## Given exercise
Nothing should be left out: output all of the entries exactly.

....

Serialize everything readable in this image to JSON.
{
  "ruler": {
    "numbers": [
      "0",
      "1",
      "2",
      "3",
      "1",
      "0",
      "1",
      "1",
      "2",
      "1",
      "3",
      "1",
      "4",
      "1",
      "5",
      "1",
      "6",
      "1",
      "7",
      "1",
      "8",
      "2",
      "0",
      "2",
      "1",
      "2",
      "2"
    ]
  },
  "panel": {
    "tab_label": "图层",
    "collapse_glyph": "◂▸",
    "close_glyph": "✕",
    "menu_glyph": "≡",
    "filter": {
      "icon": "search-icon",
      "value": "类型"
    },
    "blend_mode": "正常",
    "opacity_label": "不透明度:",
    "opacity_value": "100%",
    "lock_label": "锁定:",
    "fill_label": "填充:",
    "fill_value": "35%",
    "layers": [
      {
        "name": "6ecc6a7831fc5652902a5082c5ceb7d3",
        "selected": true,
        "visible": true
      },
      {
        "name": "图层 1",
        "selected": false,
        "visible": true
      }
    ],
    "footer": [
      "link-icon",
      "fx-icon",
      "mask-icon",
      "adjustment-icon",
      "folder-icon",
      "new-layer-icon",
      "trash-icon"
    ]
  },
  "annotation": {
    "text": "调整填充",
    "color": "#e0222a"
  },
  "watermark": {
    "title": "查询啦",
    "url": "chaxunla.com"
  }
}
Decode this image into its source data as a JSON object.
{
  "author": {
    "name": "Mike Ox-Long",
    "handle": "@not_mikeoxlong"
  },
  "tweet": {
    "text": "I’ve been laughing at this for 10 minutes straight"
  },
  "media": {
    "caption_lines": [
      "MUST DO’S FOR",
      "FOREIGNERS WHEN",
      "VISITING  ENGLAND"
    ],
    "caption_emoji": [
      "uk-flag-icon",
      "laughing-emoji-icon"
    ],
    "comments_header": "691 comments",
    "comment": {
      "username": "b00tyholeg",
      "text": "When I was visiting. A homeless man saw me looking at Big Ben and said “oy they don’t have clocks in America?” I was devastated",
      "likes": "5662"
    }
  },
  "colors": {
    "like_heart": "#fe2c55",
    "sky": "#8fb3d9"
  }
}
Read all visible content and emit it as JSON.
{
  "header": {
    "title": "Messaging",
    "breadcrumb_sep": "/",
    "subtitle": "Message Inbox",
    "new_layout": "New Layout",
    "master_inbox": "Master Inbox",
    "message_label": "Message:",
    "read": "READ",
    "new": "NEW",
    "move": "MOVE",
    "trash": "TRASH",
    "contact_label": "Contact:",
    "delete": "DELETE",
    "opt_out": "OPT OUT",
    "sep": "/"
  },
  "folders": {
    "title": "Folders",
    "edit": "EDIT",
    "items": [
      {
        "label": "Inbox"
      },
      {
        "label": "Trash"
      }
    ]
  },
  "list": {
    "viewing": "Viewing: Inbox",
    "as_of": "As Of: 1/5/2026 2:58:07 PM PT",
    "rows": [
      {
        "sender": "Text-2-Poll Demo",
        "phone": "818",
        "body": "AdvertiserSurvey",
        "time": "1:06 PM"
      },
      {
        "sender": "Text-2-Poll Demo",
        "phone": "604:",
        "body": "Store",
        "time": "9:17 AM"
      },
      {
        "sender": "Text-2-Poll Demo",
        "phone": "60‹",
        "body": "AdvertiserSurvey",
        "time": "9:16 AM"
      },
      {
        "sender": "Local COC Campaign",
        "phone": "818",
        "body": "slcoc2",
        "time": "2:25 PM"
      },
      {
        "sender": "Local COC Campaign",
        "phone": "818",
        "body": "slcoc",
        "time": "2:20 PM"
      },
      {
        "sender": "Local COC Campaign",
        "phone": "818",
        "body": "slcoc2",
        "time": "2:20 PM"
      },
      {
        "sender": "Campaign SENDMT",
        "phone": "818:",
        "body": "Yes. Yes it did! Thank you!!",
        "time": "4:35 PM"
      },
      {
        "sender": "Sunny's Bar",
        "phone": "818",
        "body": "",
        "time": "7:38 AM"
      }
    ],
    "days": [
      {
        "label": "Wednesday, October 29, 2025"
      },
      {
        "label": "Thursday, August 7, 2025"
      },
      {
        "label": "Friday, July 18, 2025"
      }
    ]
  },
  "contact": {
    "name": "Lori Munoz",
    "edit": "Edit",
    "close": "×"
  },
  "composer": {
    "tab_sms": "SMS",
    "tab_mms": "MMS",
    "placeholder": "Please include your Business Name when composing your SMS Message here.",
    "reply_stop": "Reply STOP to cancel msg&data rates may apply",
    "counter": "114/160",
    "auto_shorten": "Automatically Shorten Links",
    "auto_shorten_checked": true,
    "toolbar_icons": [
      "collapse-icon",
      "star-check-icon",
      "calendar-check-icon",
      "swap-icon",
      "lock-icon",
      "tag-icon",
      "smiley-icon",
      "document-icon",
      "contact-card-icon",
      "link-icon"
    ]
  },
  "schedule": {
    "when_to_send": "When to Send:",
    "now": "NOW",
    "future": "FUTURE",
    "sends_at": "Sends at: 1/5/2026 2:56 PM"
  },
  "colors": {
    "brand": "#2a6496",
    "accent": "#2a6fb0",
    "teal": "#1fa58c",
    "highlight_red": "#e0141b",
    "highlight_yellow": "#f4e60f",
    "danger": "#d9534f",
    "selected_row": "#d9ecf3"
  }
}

....

## Full output
Serialize everything readable in this image to JSON.
{
  "ruler": {
    "numbers": [
      "0",
      "1",
      "2",
      "3",
      "1",
      "0",
      "1",
      "1",
      "2",
      "1",
      "3",
      "1",
      "4",
      "1",
      "5",
      "1",
      "6",
      "1",
      "7",
      "1",
      "8",
      "2",
      "0",
      "2",
      "1",
      "2",
      "2"
    ]
  },
  "panel": {
    "tab_label": "图层",
    "collapse_glyph": "◂▸",
    "close_glyph": "✕",
    "menu_glyph": "≡",
    "filter": {
      "icon": "search-icon",
      "value": "类型"
    },
    "blend_mode": "正常",
    "opacity_label": "不透明度:",
    "opacity_value": "100%",
    "lock_label": "锁定:",
    "fill_label": "填充:",
    "fill_value": "35%",
    "layers": [
      {
        "name": "6ecc6a7831fc5652902a5082c5ceb7d3",
        "selected": true,
        "visible": true
      },
      {
        "name": "图层 1",
        "selected": false,
        "visible": true
      }
    ],
    "footer": [
      "link-icon",
      "fx-icon",
      "mask-icon",
      "adjustment-icon",
      "folder-icon",
      "new-layer-icon",
      "trash-icon"
    ]
  },
  "annotation": {
    "text": "调整填充",
    "color": "#e0222a"
  },
  "watermark": {
    "title": "查询啦",
    "url": "chaxunla.com"
  }
}
Decode this image into its source data as a JSON object.
{
  "author": {
    "name": "Mike Ox-Long",
    "handle": "@not_mikeoxlong"
  },
  "tweet": {
    "text": "I’ve been laughing at this for 10 minutes straight"
  },
  "media": {
    "caption_lines": [
      "MUST DO’S FOR",
      "FOREIGNERS WHEN",
      "VISITING  ENGLAND"
    ],
    "caption_emoji": [
      "uk-flag-icon",
      "laughing-emoji-icon"
    ],
    "comments_header": "691 comments",
    "comment": {
      "username": "b00tyholeg",
      "text": "When I was visiting. A homeless man saw me looking at Big Ben and said “oy they don’t have clocks in America?” I was devastated",
      "likes": "5662"
    }
  },
  "colors": {
    "like_heart": "#fe2c55",
    "sky": "#8fb3d9"
  }
}
Read all visible content and emit it as JSON.
{
  "header": {
    "title": "Messaging",
    "breadcrumb_sep": "/",
    "subtitle": "Message Inbox",
    "new_layout": "New Layout",
    "master_inbox": "Master Inbox",
    "message_label": "Message:",
    "read": "READ",
    "new": "NEW",
    "move": "MOVE",
    "trash": "TRASH",
    "contact_label": "Contact:",
    "delete": "DELETE",
    "opt_out": "OPT OUT",
    "sep": "/"
  },
  "folders": {
    "title": "Folders",
    "edit": "EDIT",
    "items": [
      {
        "label": "Inbox"
      },
      {
        "label": "Trash"
      }
    ]
  },
  "list": {
    "viewing": "Viewing: Inbox",
    "as_of": "As Of: 1/5/2026 2:58:07 PM PT",
    "rows": [
      {
        "sender": "Text-2-Poll Demo",
        "phone": "818",
        "body": "AdvertiserSurvey",
        "time": "1:06 PM"
      },
      {
        "sender": "Text-2-Poll Demo",
        "phone": "604:",
        "body": "Store",
        "time": "9:17 AM"
      },
      {
        "sender": "Text-2-Poll Demo",
        "phone": "60‹",
        "body": "AdvertiserSurvey",
        "time": "9:16 AM"
      },
      {
        "sender": "Local COC Campaign",
        "phone": "818",
        "body": "slcoc2",
        "time": "2:25 PM"
      },
      {
        "sender": "Local COC Campaign",
        "phone": "818",
        "body": "slcoc",
        "time": "2:20 PM"
      },
      {
        "sender": "Local COC Campaign",
        "phone": "818",
        "body": "slcoc2",
        "time": "2:20 PM"
      },
      {
        "sender": "Campaign SENDMT",
        "phone": "818:",
        "body": "Yes. Yes it did! Thank you!!",
        "time": "4:35 PM"
      },
      {
        "sender": "Sunny's Bar",
        "phone": "818",
        "body": "",
        "time": "7:38 AM"
      }
    ],
    "days": [
      {
        "label": "Wednesday, October 29, 2025"
      },
      {
        "label": "Thursday, August 7, 2025"
      },
      {
        "label": "Friday, July 18, 2025"
      }
    ]
  },
  "contact": {
    "name": "Lori Munoz",
    "edit": "Edit",
    "close": "×"
  },
  "composer": {
    "tab_sms": "SMS",
    "tab_mms": "MMS",
    "placeholder": "Please include your Business Name when composing your SMS Message here.",
    "reply_stop": "Reply STOP to cancel msg&data rates may apply",
    "counter": "114/160",
    "auto_shorten": "Automatically Shorten Links",
    "auto_shorten_checked": true,
    "toolbar_icons": [
      "collapse-icon",
      "star-check-icon",
      "calendar-check-icon",
      "swap-icon",
      "lock-icon",
      "tag-icon",
      "smiley-icon",
      "document-icon",
      "contact-card-icon",
      "link-icon"
    ]
  },
  "schedule": {
    "when_to_send": "When to Send:",
    "now": "NOW",
    "future": "FUTURE",
    "sends_at": "Sends at: 1/5/2026 2:56 PM"
  },
  "colors": {
    "brand": "#2a6496",
    "accent": "#2a6fb0",
    "teal": "#1fa58c",
    "highlight_red": "#e0141b",
    "highlight_yellow": "#f4e60f",
    "danger": "#d9534f",
    "selected_row": "#d9ecf3"
  }
}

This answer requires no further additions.